[begin Data in this exercise]
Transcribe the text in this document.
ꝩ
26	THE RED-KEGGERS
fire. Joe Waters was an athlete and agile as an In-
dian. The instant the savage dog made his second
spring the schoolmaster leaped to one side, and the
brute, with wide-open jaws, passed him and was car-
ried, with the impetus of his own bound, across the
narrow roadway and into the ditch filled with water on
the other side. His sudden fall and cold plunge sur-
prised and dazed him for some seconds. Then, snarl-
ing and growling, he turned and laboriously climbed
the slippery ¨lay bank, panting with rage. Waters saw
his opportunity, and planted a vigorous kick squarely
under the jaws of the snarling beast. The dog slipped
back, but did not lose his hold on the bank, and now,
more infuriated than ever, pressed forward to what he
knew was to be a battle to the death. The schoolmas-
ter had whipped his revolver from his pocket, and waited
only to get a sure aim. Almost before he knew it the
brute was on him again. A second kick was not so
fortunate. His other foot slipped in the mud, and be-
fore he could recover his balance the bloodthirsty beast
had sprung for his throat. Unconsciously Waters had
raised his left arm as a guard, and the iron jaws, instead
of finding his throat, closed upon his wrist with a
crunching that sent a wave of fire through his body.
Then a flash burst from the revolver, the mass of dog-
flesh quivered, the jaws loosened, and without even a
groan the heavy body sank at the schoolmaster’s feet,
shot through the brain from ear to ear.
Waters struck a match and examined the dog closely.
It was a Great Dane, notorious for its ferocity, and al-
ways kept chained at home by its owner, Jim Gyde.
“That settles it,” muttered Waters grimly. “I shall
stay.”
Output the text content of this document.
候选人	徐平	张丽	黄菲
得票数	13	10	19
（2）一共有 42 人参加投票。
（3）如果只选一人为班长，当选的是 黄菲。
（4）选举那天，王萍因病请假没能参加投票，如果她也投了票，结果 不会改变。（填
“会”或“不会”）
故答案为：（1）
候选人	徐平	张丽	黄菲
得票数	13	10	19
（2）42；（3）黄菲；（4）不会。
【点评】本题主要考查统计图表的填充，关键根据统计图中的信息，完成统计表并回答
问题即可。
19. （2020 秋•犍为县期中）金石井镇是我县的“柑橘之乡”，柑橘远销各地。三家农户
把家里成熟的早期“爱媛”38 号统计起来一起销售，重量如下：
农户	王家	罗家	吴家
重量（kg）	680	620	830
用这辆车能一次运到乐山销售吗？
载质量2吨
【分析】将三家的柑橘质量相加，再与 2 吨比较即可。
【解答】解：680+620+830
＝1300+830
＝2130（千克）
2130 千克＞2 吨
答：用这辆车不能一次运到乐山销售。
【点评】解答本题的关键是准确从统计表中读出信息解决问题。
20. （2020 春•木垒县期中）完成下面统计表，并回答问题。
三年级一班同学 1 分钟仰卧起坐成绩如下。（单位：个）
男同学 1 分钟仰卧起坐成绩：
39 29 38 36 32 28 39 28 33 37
[end Data in this exercise]
Your instructions: Tally every line of the data that holds the word "throat" and write the count alone.

Written response: 2